## DIRECTIVE
In the entries, find all lines that hold the word "subnet" and copy them.

## INFORMATION SHOWN
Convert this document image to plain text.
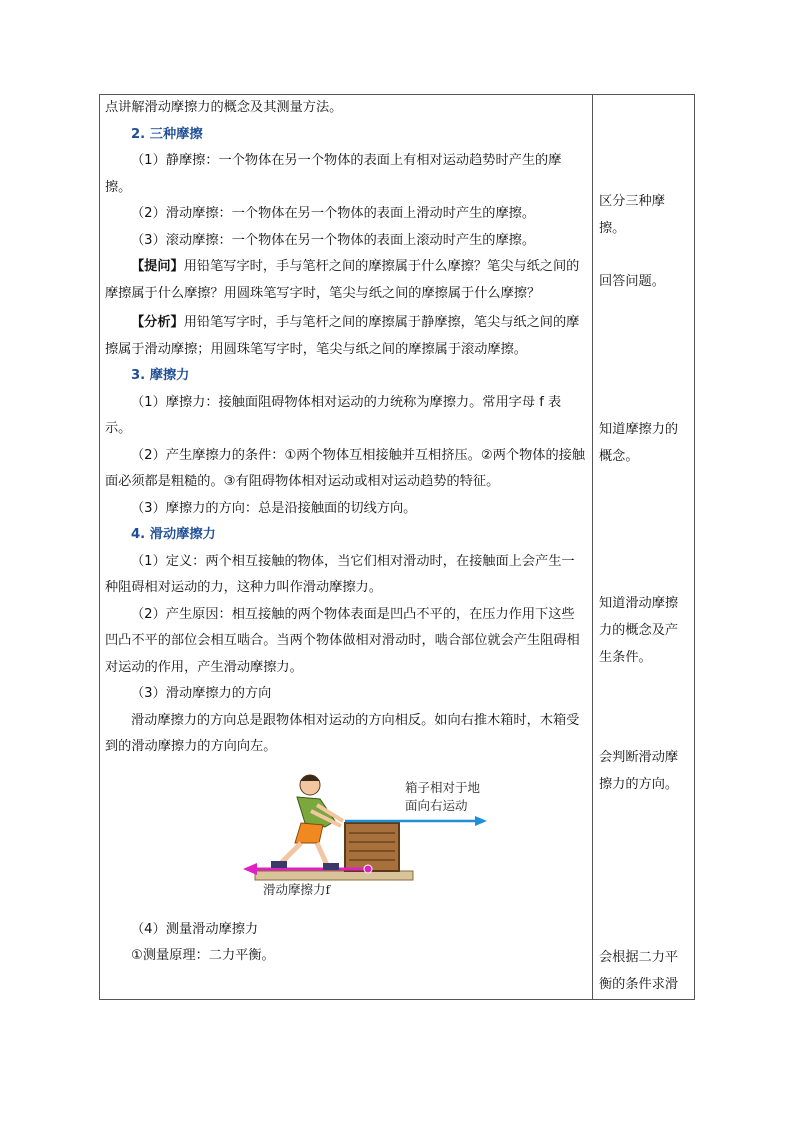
点讲解滑动摩擦力的概念及其测量方法。

2. 三种摩擦

（1）静摩擦：一个物体在另一个物体的表面上有相对运动趋势时产生的摩擦。

（2）滑动摩擦：一个物体在另一个物体的表面上滑动时产生的摩擦。

（3）滚动摩擦：一个物体在另一个物体的表面上滚动时产生的摩擦。

【提问】用铅笔写字时，手与笔杆之间的摩擦属于什么摩擦？笔尖与纸之间的摩擦属于什么摩擦？用圆珠笔写字时，笔尖与纸之间的摩擦属于什么摩擦？

【分析】用铅笔写字时，手与笔杆之间的摩擦属于静摩擦，笔尖与纸之间的摩擦属于滑动摩擦；用圆珠笔写字时，笔尖与纸之间的摩擦属于滚动摩擦。

3. 摩擦力

（1）摩擦力：接触面阻碍物体相对运动的力统称为摩擦力。常用字母 f 表示。

（2）产生摩擦力的条件：①两个物体互相接触并互相挤压。②两个物体的接触面必须都是粗糙的。③有阻碍物体相对运动或相对运动趋势的特征。

（3）摩擦力的方向：总是沿接触面的切线方向。

4. 滑动摩擦力

（1）定义：两个相互接触的物体，当它们相对滑动时，在接触面上会产生一种阻碍相对运动的力，这种力叫作滑动摩擦力。

（2）产生原因：相互接触的两个物体表面是凹凸不平的，在压力作用下这些凹凸不平的部位会相互啮合。当两个物体做相对滑动时，啮合部位就会产生阻碍相对运动的作用，产生滑动摩擦力。

（3）滑动摩擦力的方向

滑动摩擦力的方向总是跟物体相对运动的方向相反。如向右推木箱时，木箱受到的滑动摩擦力的方向向左。

箱子相对于地
面向右运动
滑动摩擦力f

（4）测量滑动摩擦力

①测量原理：二力平衡。

区分三种摩擦。
回答问题。
知道摩擦力的概念。
知道滑动摩擦力的概念及产生条件。
会判断滑动摩擦力的方向。
会根据二力平衡的条件求滑
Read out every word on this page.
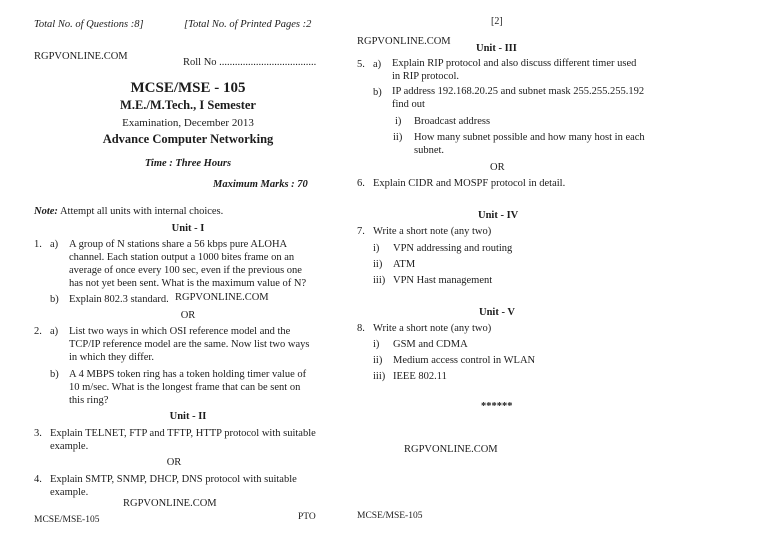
Total No. of Questions :8]	[Total No. of Printed Pages :2
RGPVONLINE.COM
Roll No .....................................
MCSE/MSE - 105
M.E./M.Tech., I Semester
Examination, December 2013
Advance Computer Networking
Time : Three Hours
Maximum Marks : 70
Note: Attempt all units with internal choices.
Unit - I
1. a) A group of N stations share a 56 kbps pure ALOHA
channel. Each station output a 1000 bites frame on an
average of once every 100 sec, even if the previous one
has not yet been sent. What is the maximum value of N?
b) Explain 802.3 standard. RGPVONLINE.COM
OR
2. a) List two ways in which OSI reference model and the
TCP/IP reference model are the same. Now list two ways
in which they differ.
b) A 4 MBPS token ring has a token holding timer value of
10 m/sec. What is the longest frame that can be sent on
this ring?
Unit - II
3. Explain TELNET, FTP and TFTP, HTTP protocol with suitable
example.
OR
4. Explain SMTP, SNMP, DHCP, DNS protocol with suitable
example.
RGPVONLINE.COM
MCSE/MSE-105	PTO
[2]
RGPVONLINE.COM
Unit - III
5. a) Explain RIP protocol and also discuss different timer used
in RIP protocol.
b) IP address 192.168.20.25 and subnet mask 255.255.255.192
find out
i) Broadcast address
ii) How many subnet possible and how many host in each
subnet.
OR
6. Explain CIDR and MOSPF protocol in detail.
Unit - IV
7. Write a short note (any two)
i) VPN addressing and routing
ii) ATM
iii) VPN Hast management
Unit - V
8. Write a short note (any two)
i) GSM and CDMA
ii) Medium access control in WLAN
iii) IEEE 802.11
******
RGPVONLINE.COM
MCSE/MSE-105
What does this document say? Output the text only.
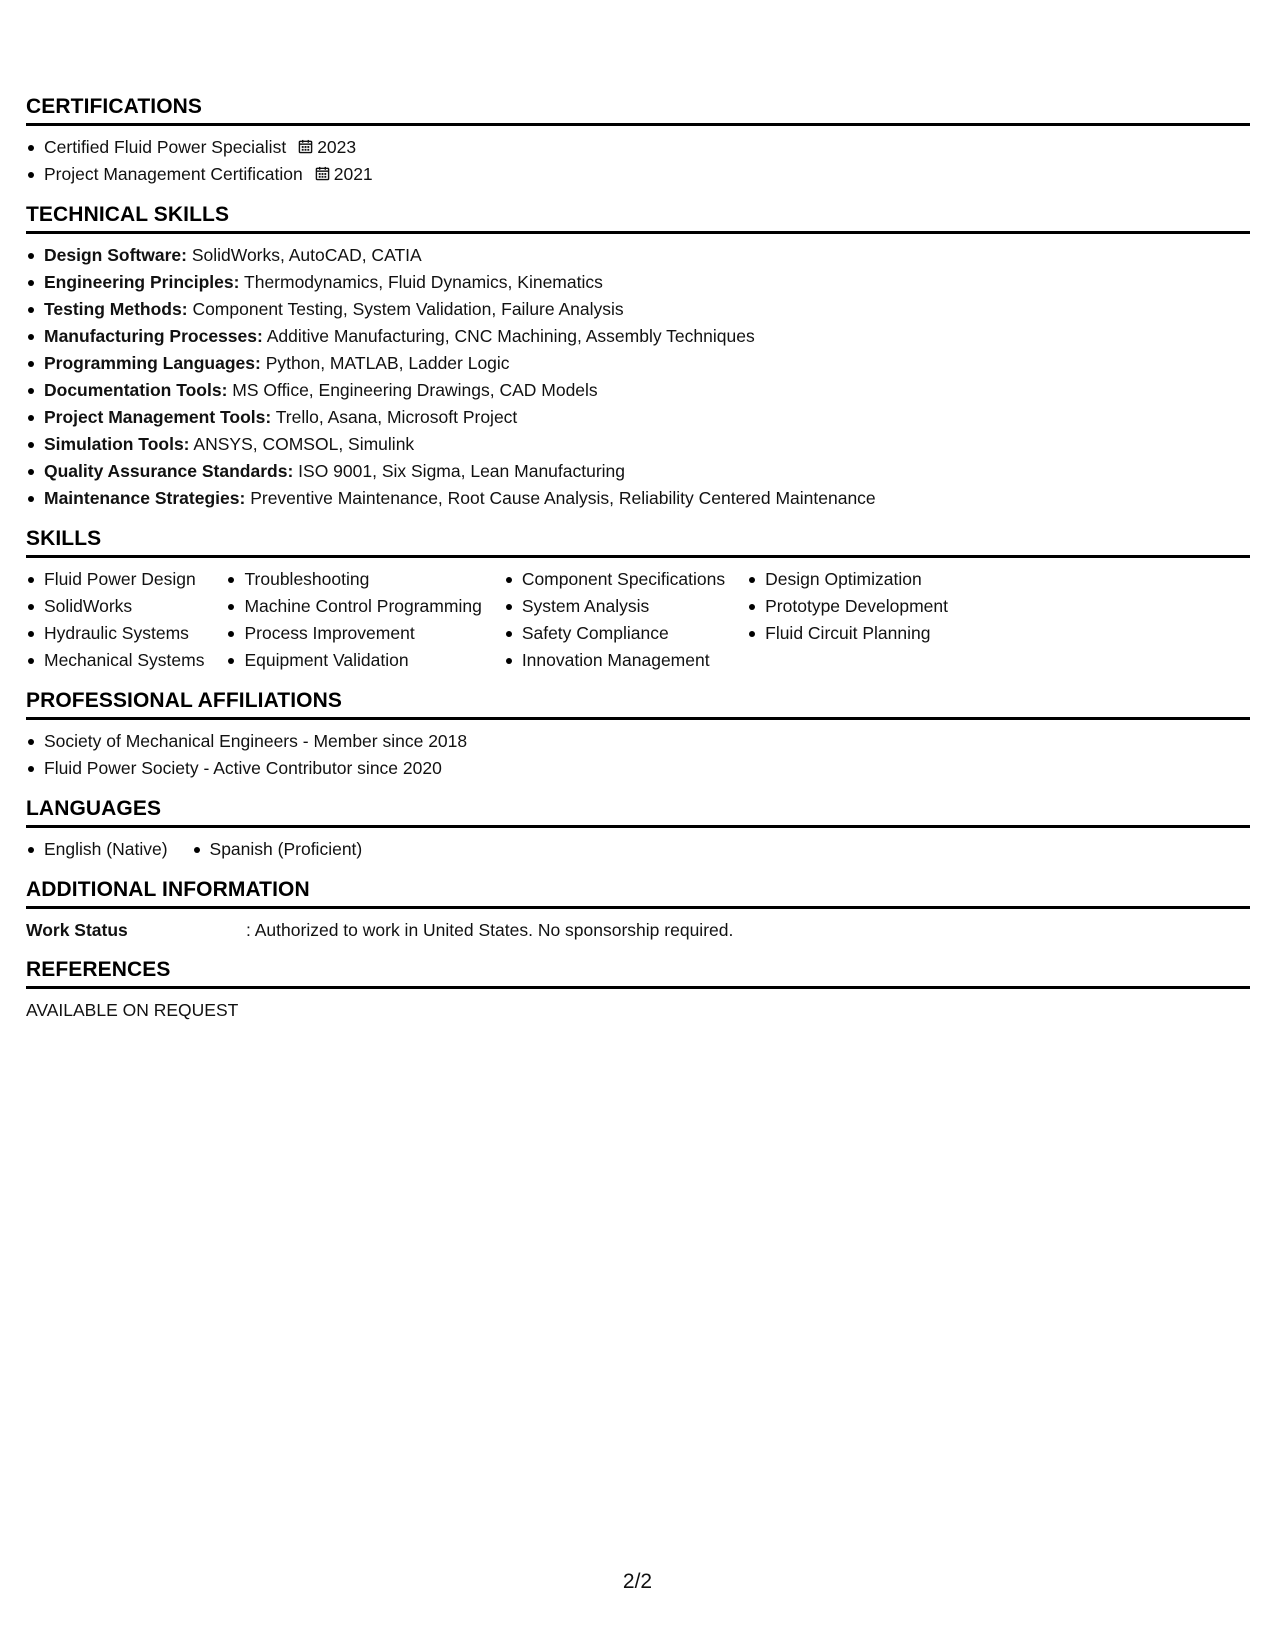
CERTIFICATIONS
Certified Fluid Power Specialist 2023
Project Management Certification 2021
TECHNICAL SKILLS
Design Software: SolidWorks, AutoCAD, CATIA
Engineering Principles: Thermodynamics, Fluid Dynamics, Kinematics
Testing Methods: Component Testing, System Validation, Failure Analysis
Manufacturing Processes: Additive Manufacturing, CNC Machining, Assembly Techniques
Programming Languages: Python, MATLAB, Ladder Logic
Documentation Tools: MS Office, Engineering Drawings, CAD Models
Project Management Tools: Trello, Asana, Microsoft Project
Simulation Tools: ANSYS, COMSOL, Simulink
Quality Assurance Standards: ISO 9001, Six Sigma, Lean Manufacturing
Maintenance Strategies: Preventive Maintenance, Root Cause Analysis, Reliability Centered Maintenance
SKILLS
Fluid Power Design
SolidWorks
Hydraulic Systems
Mechanical Systems
Troubleshooting
Machine Control Programming
Process Improvement
Equipment Validation
Component Specifications
System Analysis
Safety Compliance
Innovation Management
Design Optimization
Prototype Development
Fluid Circuit Planning
PROFESSIONAL AFFILIATIONS
Society of Mechanical Engineers - Member since 2018
Fluid Power Society - Active Contributor since 2020
LANGUAGES
English (Native)	Spanish (Proficient)
ADDITIONAL INFORMATION
Work Status	: Authorized to work in United States. No sponsorship required.
REFERENCES
AVAILABLE ON REQUEST
2/2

## TASK RESPONSE
b) IP address 192.168.20.25 and subnet mask 255.255.255.192
ii) How many subnet possible and how many host in each
subnet.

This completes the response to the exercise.